▸ YOUR INSTRUCTIONS: Count how many lines in the items below contain the string "boxes". Reply with the number alone.

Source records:
* Begin *

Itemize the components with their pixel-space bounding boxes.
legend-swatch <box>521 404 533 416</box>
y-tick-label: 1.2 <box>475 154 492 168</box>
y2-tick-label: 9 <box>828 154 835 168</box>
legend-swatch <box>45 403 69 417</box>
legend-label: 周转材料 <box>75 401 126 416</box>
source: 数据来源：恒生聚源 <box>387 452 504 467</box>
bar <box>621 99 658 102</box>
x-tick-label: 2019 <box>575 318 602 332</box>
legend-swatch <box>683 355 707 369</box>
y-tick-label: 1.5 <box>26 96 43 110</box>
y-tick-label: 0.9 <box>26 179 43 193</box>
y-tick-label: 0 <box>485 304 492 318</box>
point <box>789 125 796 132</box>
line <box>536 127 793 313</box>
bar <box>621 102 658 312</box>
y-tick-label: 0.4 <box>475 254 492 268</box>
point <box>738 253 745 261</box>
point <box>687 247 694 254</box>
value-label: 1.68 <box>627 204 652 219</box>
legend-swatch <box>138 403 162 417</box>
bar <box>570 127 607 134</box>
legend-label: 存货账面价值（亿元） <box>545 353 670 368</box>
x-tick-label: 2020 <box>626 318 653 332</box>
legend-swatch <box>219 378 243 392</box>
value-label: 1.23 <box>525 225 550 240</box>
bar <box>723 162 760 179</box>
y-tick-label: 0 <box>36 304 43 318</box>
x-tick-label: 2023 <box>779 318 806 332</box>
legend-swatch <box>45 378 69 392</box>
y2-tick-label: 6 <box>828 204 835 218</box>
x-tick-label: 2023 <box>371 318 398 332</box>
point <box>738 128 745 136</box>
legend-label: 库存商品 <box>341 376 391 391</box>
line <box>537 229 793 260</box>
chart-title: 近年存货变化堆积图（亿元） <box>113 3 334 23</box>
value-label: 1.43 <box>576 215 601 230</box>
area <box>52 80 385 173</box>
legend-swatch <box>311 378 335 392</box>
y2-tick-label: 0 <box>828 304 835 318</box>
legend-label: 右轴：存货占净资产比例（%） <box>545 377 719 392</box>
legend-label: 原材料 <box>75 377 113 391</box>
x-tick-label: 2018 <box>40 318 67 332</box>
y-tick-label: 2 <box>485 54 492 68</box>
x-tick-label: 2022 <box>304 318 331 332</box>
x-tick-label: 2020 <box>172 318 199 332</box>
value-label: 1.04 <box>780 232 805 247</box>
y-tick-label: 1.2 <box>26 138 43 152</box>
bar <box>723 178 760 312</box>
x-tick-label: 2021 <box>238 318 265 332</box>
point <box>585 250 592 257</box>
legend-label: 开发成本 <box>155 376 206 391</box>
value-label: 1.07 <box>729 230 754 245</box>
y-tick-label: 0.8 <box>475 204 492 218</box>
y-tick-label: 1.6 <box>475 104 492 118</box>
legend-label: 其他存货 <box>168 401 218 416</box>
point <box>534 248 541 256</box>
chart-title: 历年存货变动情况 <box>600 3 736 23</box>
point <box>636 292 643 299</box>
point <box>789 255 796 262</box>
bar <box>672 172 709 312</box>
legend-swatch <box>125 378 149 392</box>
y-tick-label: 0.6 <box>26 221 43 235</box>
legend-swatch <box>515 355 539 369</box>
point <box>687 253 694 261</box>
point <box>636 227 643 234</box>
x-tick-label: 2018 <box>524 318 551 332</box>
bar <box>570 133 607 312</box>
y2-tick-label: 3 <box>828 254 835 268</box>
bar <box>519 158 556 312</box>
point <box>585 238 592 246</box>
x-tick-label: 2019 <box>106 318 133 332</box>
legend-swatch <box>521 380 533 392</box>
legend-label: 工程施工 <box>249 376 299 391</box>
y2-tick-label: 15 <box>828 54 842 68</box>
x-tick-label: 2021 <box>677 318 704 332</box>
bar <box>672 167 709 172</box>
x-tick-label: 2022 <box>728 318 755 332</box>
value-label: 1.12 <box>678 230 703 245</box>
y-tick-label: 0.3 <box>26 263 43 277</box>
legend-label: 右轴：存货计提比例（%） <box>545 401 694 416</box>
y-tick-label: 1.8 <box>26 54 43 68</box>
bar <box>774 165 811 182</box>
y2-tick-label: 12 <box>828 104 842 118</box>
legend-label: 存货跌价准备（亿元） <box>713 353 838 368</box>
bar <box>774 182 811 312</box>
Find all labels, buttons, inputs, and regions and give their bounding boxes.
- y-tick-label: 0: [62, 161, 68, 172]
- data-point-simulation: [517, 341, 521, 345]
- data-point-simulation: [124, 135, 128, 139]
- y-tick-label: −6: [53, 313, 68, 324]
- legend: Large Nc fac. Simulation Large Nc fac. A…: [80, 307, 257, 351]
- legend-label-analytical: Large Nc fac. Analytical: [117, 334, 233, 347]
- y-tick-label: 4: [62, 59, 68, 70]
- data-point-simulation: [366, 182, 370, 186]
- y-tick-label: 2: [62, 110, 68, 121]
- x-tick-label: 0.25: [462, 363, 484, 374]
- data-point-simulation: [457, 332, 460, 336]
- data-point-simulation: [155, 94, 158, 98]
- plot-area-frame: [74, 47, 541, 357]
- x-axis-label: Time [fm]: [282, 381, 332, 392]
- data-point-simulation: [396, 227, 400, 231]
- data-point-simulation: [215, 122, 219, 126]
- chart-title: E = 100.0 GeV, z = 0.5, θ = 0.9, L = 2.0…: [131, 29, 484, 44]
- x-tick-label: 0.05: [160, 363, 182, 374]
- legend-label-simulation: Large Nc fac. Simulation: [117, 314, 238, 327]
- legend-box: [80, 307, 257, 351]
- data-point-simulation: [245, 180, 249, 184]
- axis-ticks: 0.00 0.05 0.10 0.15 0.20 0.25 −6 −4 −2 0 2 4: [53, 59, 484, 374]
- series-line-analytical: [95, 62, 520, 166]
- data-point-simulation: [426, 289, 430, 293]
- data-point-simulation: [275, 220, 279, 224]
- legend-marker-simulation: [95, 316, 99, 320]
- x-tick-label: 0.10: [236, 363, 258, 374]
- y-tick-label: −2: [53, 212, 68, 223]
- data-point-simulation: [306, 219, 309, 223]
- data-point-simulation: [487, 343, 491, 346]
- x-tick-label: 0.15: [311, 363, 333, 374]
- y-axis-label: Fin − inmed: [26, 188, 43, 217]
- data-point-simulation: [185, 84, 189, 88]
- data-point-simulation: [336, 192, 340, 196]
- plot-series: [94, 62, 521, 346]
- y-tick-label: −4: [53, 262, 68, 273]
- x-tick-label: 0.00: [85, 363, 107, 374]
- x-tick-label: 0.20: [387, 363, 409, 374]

* End *

▸ ANSWER TO THIS TASK: 2